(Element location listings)
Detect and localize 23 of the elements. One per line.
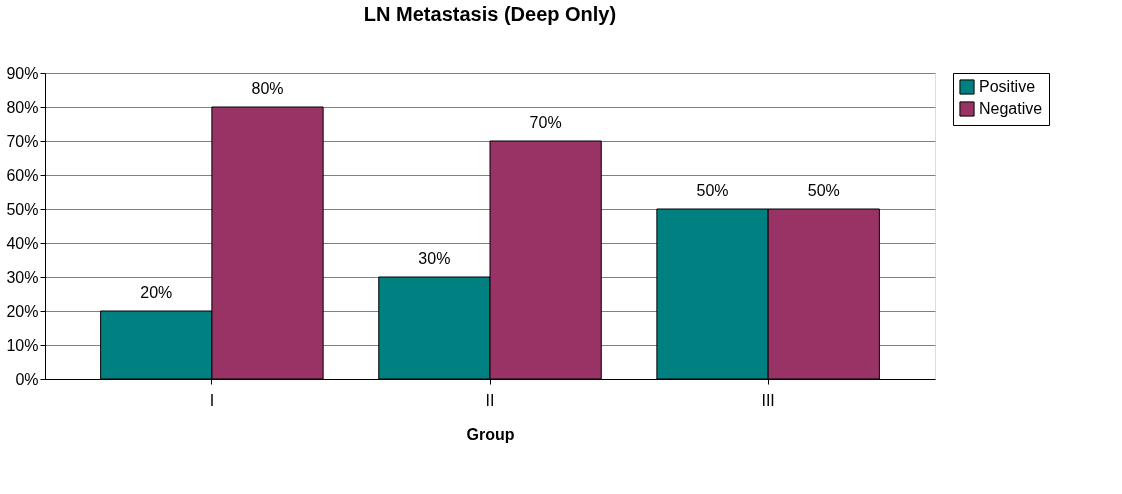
y-tick-label: 0% xyxy=(15,370,39,388)
y-tick-label: 90% xyxy=(6,64,39,82)
y-tick-label: 30% xyxy=(6,268,39,286)
data-label: 30% xyxy=(418,250,451,267)
legend-label: Negative xyxy=(979,100,1043,117)
y-tick-label: 70% xyxy=(6,132,39,150)
data-label: 20% xyxy=(140,284,173,301)
chart-title: LN Metastasis (Deep Only) xyxy=(363,3,617,25)
x-tick-label: II xyxy=(485,391,495,409)
data-label: 80% xyxy=(251,80,284,97)
x-axis-title: Group xyxy=(466,425,515,443)
y-tick-label: 50% xyxy=(6,200,39,218)
y-tick-label: 80% xyxy=(6,98,39,116)
y-tick-label: 20% xyxy=(6,302,39,320)
y-tick-label: 40% xyxy=(6,234,39,252)
data-label: 50% xyxy=(696,182,729,199)
y-tick-label: 10% xyxy=(6,336,39,354)
data-label: 70% xyxy=(529,114,562,131)
legend-label: Positive xyxy=(979,78,1036,95)
data-label: 50% xyxy=(807,182,840,199)
x-tick-label: III xyxy=(761,391,775,409)
x-tick-label: I xyxy=(209,391,215,409)
y-tick-label: 60% xyxy=(6,166,39,184)
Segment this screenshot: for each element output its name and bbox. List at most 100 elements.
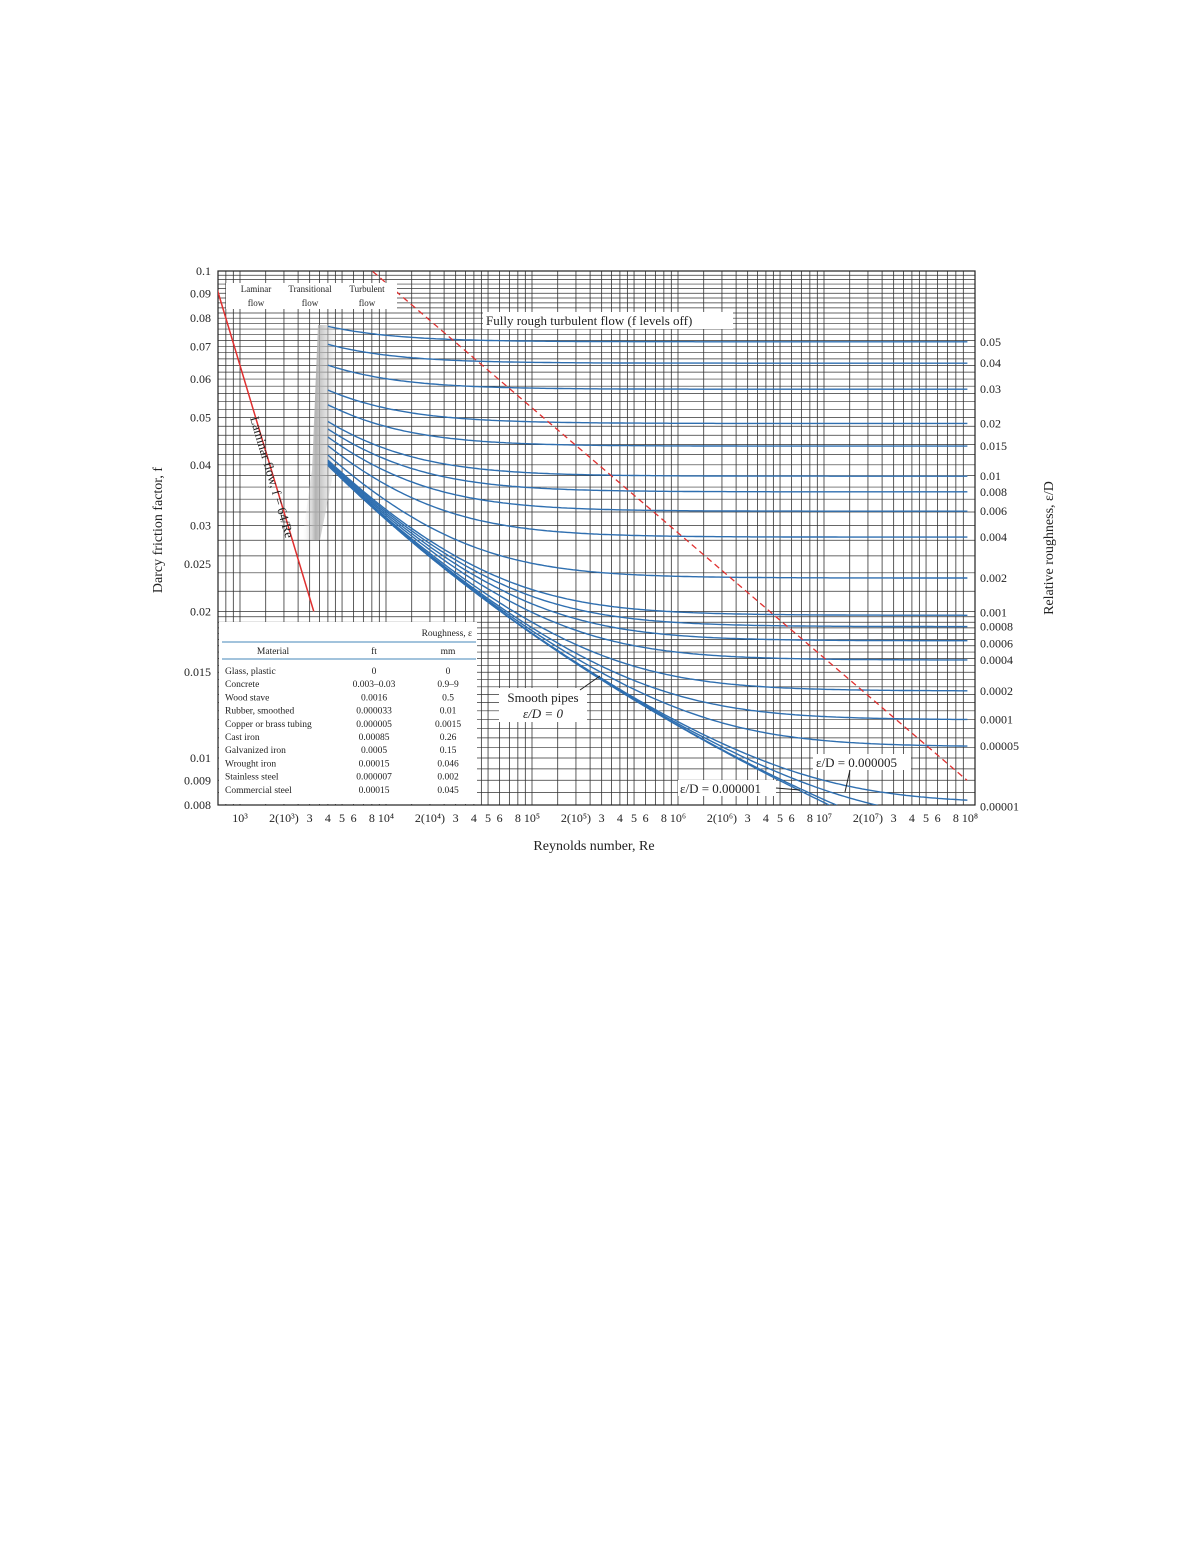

- Task goal: Copy every line of the records above word for word, leaving out the pictures.

- Solution to this problem:
Detect and localize 23 of the elements. One per line.
y-tick-label: 0% xyxy=(15,370,39,388)
y-tick-label: 90% xyxy=(6,64,39,82)
y-tick-label: 30% xyxy=(6,268,39,286)
data-label: 30% xyxy=(418,250,451,267)
legend-label: Negative xyxy=(979,100,1043,117)
y-tick-label: 70% xyxy=(6,132,39,150)
data-label: 20% xyxy=(140,284,173,301)
chart-title: LN Metastasis (Deep Only) xyxy=(363,3,617,25)
x-tick-label: II xyxy=(485,391,495,409)
data-label: 80% xyxy=(251,80,284,97)
x-axis-title: Group xyxy=(466,425,515,443)
y-tick-label: 50% xyxy=(6,200,39,218)
y-tick-label: 80% xyxy=(6,98,39,116)
y-tick-label: 20% xyxy=(6,302,39,320)
y-tick-label: 40% xyxy=(6,234,39,252)
data-label: 50% xyxy=(696,182,729,199)
y-tick-label: 10% xyxy=(6,336,39,354)
data-label: 70% xyxy=(529,114,562,131)
legend-label: Positive xyxy=(979,78,1036,95)
data-label: 50% xyxy=(807,182,840,199)
x-tick-label: III xyxy=(761,391,775,409)
x-tick-label: I xyxy=(209,391,215,409)
y-tick-label: 60% xyxy=(6,166,39,184)
Segment this screenshot: for each element output its name and bbox. List at most 100 elements.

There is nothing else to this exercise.